━━━━━ RECORDS FOR THE TASK

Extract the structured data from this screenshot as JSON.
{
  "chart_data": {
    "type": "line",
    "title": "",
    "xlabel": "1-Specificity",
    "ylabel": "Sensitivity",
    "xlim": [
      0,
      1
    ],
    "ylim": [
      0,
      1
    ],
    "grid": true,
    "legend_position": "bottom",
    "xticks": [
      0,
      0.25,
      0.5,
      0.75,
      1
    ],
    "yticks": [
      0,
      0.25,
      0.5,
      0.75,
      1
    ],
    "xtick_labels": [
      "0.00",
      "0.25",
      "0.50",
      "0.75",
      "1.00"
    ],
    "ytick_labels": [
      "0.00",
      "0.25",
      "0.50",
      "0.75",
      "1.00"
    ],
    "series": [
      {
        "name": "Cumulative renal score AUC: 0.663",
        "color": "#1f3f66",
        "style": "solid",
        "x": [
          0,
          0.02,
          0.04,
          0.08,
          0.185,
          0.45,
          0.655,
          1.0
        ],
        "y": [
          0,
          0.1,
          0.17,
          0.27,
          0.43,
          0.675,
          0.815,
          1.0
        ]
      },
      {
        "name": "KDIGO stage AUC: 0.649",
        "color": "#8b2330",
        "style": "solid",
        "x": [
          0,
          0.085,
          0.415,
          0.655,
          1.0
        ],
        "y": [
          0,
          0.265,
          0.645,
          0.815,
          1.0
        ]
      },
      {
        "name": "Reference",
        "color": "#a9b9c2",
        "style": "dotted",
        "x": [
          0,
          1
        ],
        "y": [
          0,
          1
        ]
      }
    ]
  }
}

━━━━━━━━━━

**PROBLEM DESCRIPTION:**
Only lines with the string "color" belong in your answer; copy each one.

**OUTPUT OF THE TASK:**
        "color": "#1f3f66",
        "color": "#8b2330",
        "color": "#a9b9c2",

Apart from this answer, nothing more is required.